*STATED EXERCISE*:
Your task is to reproduce the material exactly.

Stored items from a collection:
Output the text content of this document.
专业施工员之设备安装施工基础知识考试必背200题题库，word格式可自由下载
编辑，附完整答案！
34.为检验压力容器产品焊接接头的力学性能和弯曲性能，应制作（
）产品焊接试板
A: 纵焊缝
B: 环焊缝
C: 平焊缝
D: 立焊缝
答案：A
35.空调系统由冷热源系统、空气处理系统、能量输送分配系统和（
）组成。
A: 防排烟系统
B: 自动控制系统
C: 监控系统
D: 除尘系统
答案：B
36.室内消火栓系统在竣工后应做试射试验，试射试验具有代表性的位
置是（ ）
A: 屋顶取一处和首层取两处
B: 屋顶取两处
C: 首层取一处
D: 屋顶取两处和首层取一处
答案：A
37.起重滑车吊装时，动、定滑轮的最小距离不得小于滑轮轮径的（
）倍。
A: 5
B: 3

*SOLVED PROBLEM*:
Output the text content of this document.
专业施工员之设备安装施工基础知识考试必背200题题库，word格式可自由下载
编辑，附完整答案！
34.为检验压力容器产品焊接接头的力学性能和弯曲性能，应制作（
）产品焊接试板
A: 纵焊缝
B: 环焊缝
C: 平焊缝
D: 立焊缝
答案：A
35.空调系统由冷热源系统、空气处理系统、能量输送分配系统和（
）组成。
A: 防排烟系统
B: 自动控制系统
C: 监控系统
D: 除尘系统
答案：B
36.室内消火栓系统在竣工后应做试射试验，试射试验具有代表性的位
置是（ ）
A: 屋顶取一处和首层取两处
B: 屋顶取两处
C: 首层取一处
D: 屋顶取两处和首层取一处
答案：A
37.起重滑车吊装时，动、定滑轮的最小距离不得小于滑轮轮径的（
）倍。
A: 5
B: 3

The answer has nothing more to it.